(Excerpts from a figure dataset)
>> begin
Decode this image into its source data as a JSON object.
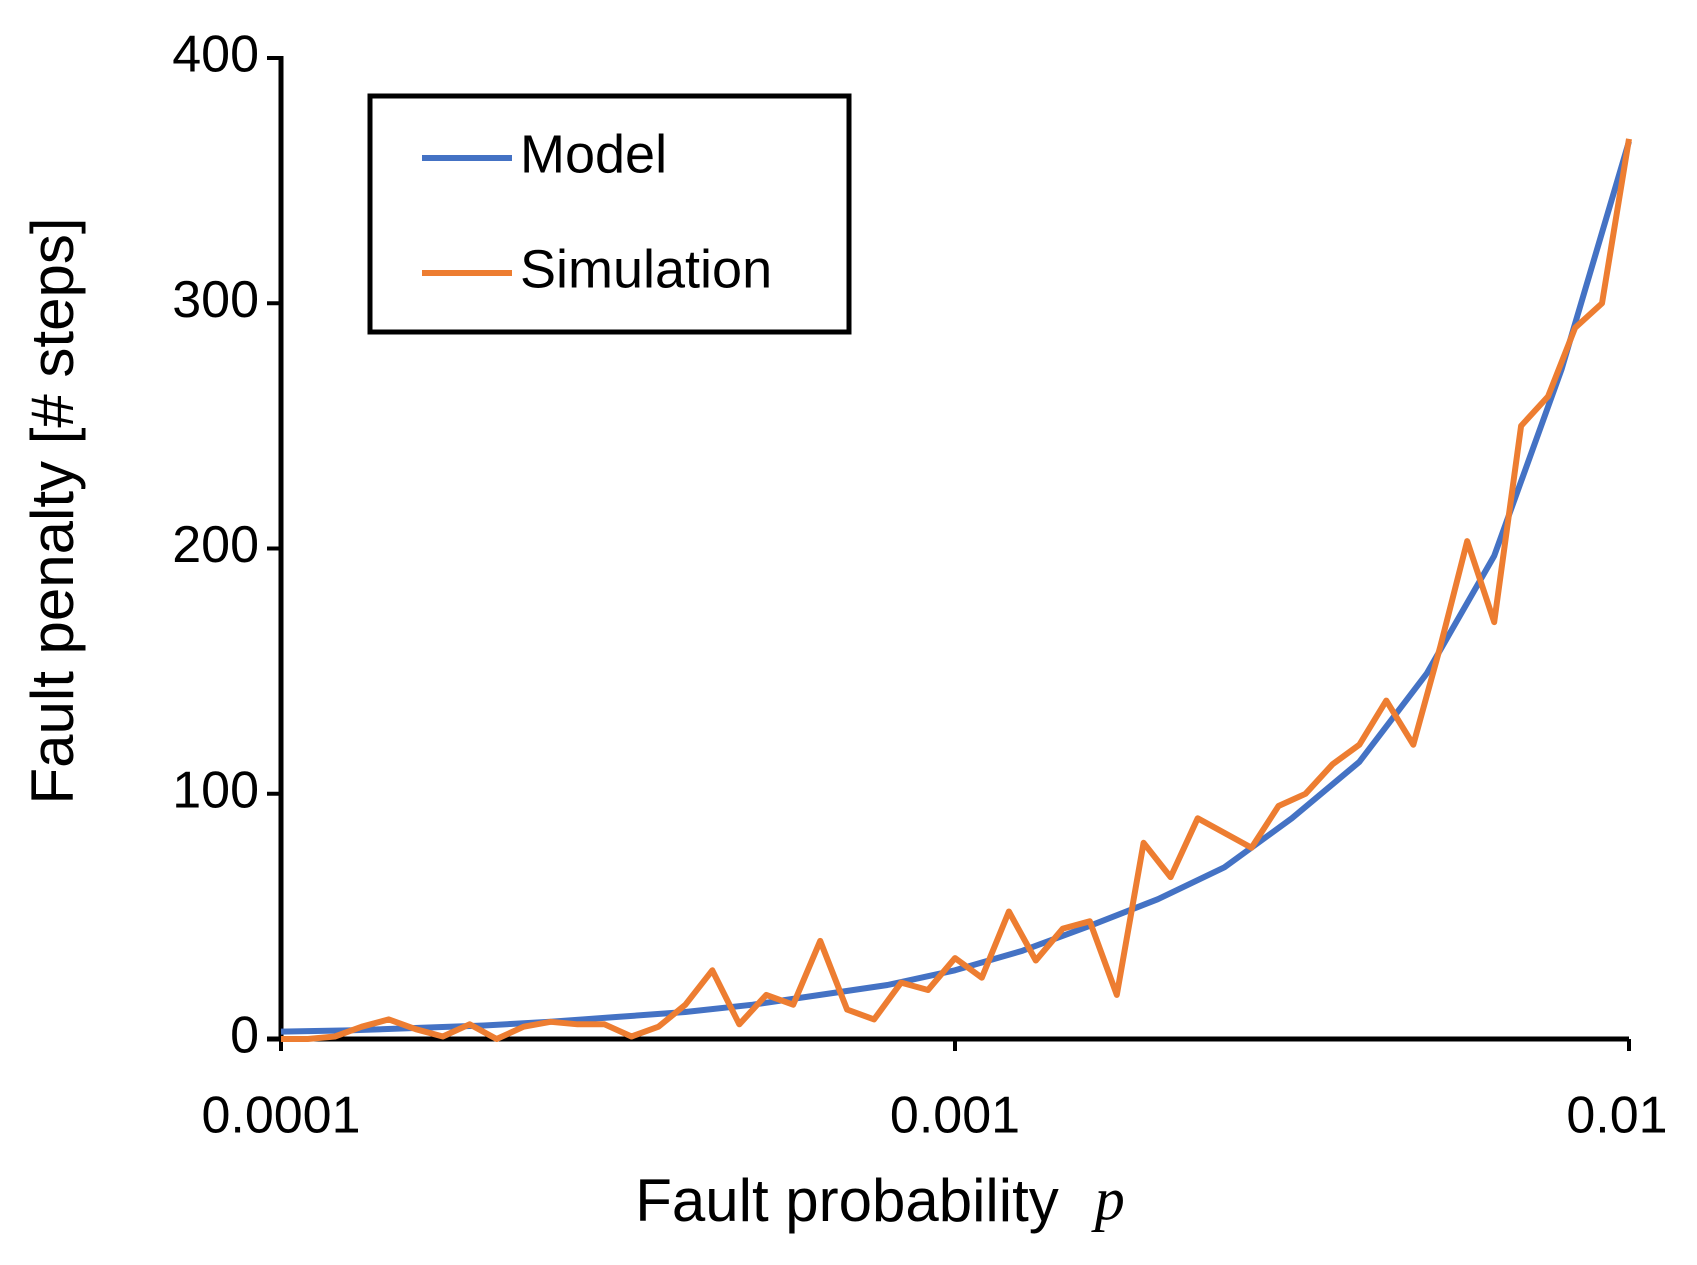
{
  "chart_data": {
    "type": "line",
    "xlabel": "Fault probability",
    "xlabel_symbol": "p",
    "ylabel": "Fault penalty [# steps]",
    "xscale": "log",
    "xlim": [
      0.0001,
      0.01
    ],
    "xticks": [
      0.0001,
      0.001,
      0.01
    ],
    "ylim": [
      0,
      400
    ],
    "yticks": [
      0,
      100,
      200,
      300,
      400
    ],
    "grid": false,
    "legend": "upper left",
    "series": [
      {
        "name": "Model",
        "color": "#4472c4",
        "x": [
          0.0001,
          0.000126,
          0.000158,
          0.0002,
          0.000251,
          0.000316,
          0.000398,
          0.000501,
          0.000631,
          0.000794,
          0.001,
          0.00126,
          0.00158,
          0.002,
          0.00251,
          0.00316,
          0.00398,
          0.00501,
          0.00631,
          0.00794,
          0.01
        ],
        "values": [
          3,
          3.5,
          4.5,
          5.5,
          7,
          9,
          11,
          14,
          18,
          22,
          28,
          36,
          46,
          57,
          70,
          90,
          113,
          149,
          197,
          273,
          366
        ]
      },
      {
        "name": "Simulation",
        "color": "#ed7d31",
        "x": [
          0.0001,
          0.0001096,
          0.0001202,
          0.0001318,
          0.0001445,
          0.0001585,
          0.0001738,
          0.0001905,
          0.0002089,
          0.0002291,
          0.0002512,
          0.0002754,
          0.000302,
          0.0003311,
          0.0003631,
          0.0003981,
          0.0004365,
          0.0004786,
          0.0005248,
          0.0005754,
          0.000631,
          0.0006918,
          0.0007586,
          0.0008318,
          0.000912,
          0.001,
          0.001096,
          0.001202,
          0.001318,
          0.001445,
          0.001585,
          0.001738,
          0.001905,
          0.002089,
          0.002291,
          0.002512,
          0.002754,
          0.00302,
          0.003311,
          0.003631,
          0.003981,
          0.004365,
          0.004786,
          0.005248,
          0.005754,
          0.00631,
          0.006918,
          0.007586,
          0.008318,
          0.00912,
          0.01
        ],
        "values": [
          0,
          0,
          1,
          5,
          8,
          4,
          1,
          6,
          0,
          5,
          7,
          6,
          6,
          1,
          5,
          14,
          28,
          6,
          18,
          14,
          40,
          12,
          8,
          23,
          20,
          33,
          25,
          52,
          32,
          45,
          48,
          18,
          80,
          66,
          90,
          84,
          78,
          95,
          100,
          112,
          120,
          138,
          120,
          160,
          203,
          170,
          250,
          262,
          290,
          300,
          367
        ]
      }
    ]
  }
}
>> end
#### [To be done]
Reproduce the material word for word, minus the images.

#### [Problem solution]
Decode this image into its source data as a JSON object.
{
  "chart_data": {
    "type": "line",
    "xlabel": "Fault probability",
    "xlabel_symbol": "p",
    "ylabel": "Fault penalty [# steps]",
    "xscale": "log",
    "xlim": [
      0.0001,
      0.01
    ],
    "xticks": [
      0.0001,
      0.001,
      0.01
    ],
    "ylim": [
      0,
      400
    ],
    "yticks": [
      0,
      100,
      200,
      300,
      400
    ],
    "grid": false,
    "legend": "upper left",
    "series": [
      {
        "name": "Model",
        "color": "#4472c4",
        "x": [
          0.0001,
          0.000126,
          0.000158,
          0.0002,
          0.000251,
          0.000316,
          0.000398,
          0.000501,
          0.000631,
          0.000794,
          0.001,
          0.00126,
          0.00158,
          0.002,
          0.00251,
          0.00316,
          0.00398,
          0.00501,
          0.00631,
          0.00794,
          0.01
        ],
        "values": [
          3,
          3.5,
          4.5,
          5.5,
          7,
          9,
          11,
          14,
          18,
          22,
          28,
          36,
          46,
          57,
          70,
          90,
          113,
          149,
          197,
          273,
          366
        ]
      },
      {
        "name": "Simulation",
        "color": "#ed7d31",
        "x": [
          0.0001,
          0.0001096,
          0.0001202,
          0.0001318,
          0.0001445,
          0.0001585,
          0.0001738,
          0.0001905,
          0.0002089,
          0.0002291,
          0.0002512,
          0.0002754,
          0.000302,
          0.0003311,
          0.0003631,
          0.0003981,
          0.0004365,
          0.0004786,
          0.0005248,
          0.0005754,
          0.000631,
          0.0006918,
          0.0007586,
          0.0008318,
          0.000912,
          0.001,
          0.001096,
          0.001202,
          0.001318,
          0.001445,
          0.001585,
          0.001738,
          0.001905,
          0.002089,
          0.002291,
          0.002512,
          0.002754,
          0.00302,
          0.003311,
          0.003631,
          0.003981,
          0.004365,
          0.004786,
          0.005248,
          0.005754,
          0.00631,
          0.006918,
          0.007586,
          0.008318,
          0.00912,
          0.01
        ],
        "values": [
          0,
          0,
          1,
          5,
          8,
          4,
          1,
          6,
          0,
          5,
          7,
          6,
          6,
          1,
          5,
          14,
          28,
          6,
          18,
          14,
          40,
          12,
          8,
          23,
          20,
          33,
          25,
          52,
          32,
          45,
          48,
          18,
          80,
          66,
          90,
          84,
          78,
          95,
          100,
          112,
          120,
          138,
          120,
          160,
          203,
          170,
          250,
          262,
          290,
          300,
          367
        ]
      }
    ]
  }
}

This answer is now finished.